- **Your instructions**: Check each line of the listing below for the string "грибов", and copy the ones that have it.

—————

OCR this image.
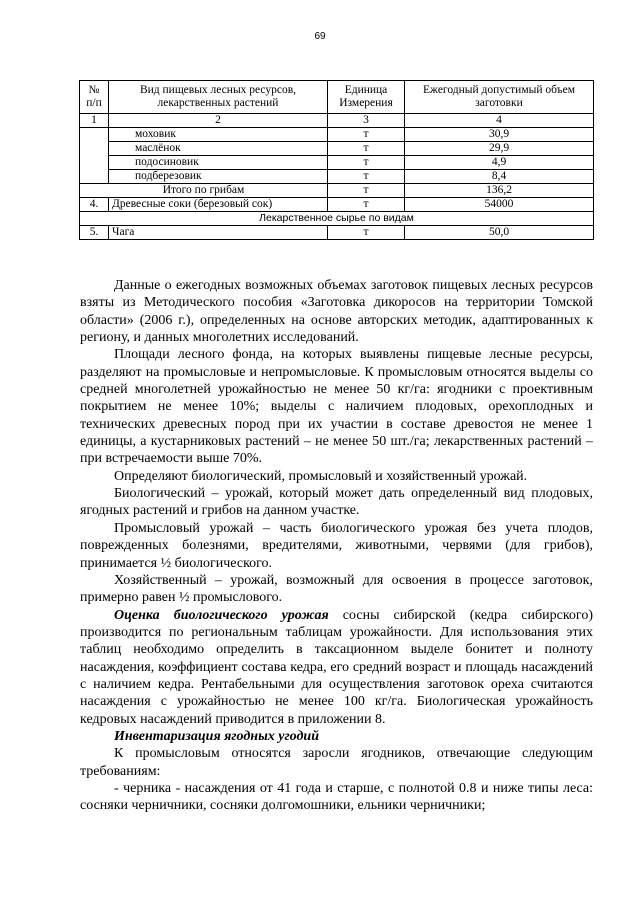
69
№ п/п	Вид пищевых лесных ресурсов, лекарственных растений	Единица Измерения	Ежегодный допустимый объем заготовки
1	2	3	4
	моховик	т	30,9
	маслёнок	т	29,9
	подосиновик	т	4,9
	подберезовик	т	8,4
Итого по грибам		т	136,2
4.	Древесные соки (березовый сок)	т	54000
Лекарственное сырье по видам			
5.	Чага	т	50,0

Данные о ежегодных возможных объемах заготовок пищевых лесных ресурсов взяты из Методического пособия «Заготовка дикоросов на территории Томской области» (2006 г.), определенных на основе авторских методик, адаптированных к региону, и данных многолетних исследований.

Площади лесного фонда, на которых выявлены пищевые лесные ресурсы, разделяют на промысловые и непромысловые. К промысловым относятся выделы со средней многолетней урожайностью не менее 50 кг/га: ягодники с проективным покрытием не менее 10%; выделы с наличием плодовых, орехоплодных и технических древесных пород при их участии в составе древостоя не менее 1 единицы, а кустарниковых растений – не менее 50 шт./га; лекарственных растений – при встречаемости выше 70%.

Определяют биологический, промысловый и хозяйственный урожай.

Биологический – урожай, который может дать определенный вид плодовых, ягодных растений и грибов на данном участке.

Промысловый урожай – часть биологического урожая без учета плодов, поврежденных болезнями, вредителями, животными, червями (для грибов), принимается ½ биологического.

Хозяйственный – урожай, возможный для освоения в процессе заготовок, примерно равен ½ промыслового.

Оценка биологического урожая сосны сибирской (кедра сибирского) производится по региональным таблицам урожайности. Для использования этих таблиц необходимо определить в таксационном выделе бонитет и полноту насаждения, коэффициент состава кедра, его средний возраст и площадь насаждений с наличием кедра. Рентабельными для осуществления заготовок ореха считаются насаждения с урожайностью не менее 100 кг/га. Биологическая урожайность кедровых насаждений приводится в приложении 8.

Инвентаризация ягодных угодий

К промысловым относятся заросли ягодников, отвечающие следующим требованиям:

- черника - насаждения от 41 года и старше, с полнотой 0.8 и ниже типы леса: сосняки черничники, сосняки долгомошники, ельники черничники;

—————

- **Correct output**:
Биологический – урожай, который может дать определенный вид плодовых, ягодных растений и грибов на данном участке.
Промысловый урожай – часть биологического урожая без учета плодов, поврежденных болезнями, вредителями, животными, червями (для грибов), принимается ½ биологического.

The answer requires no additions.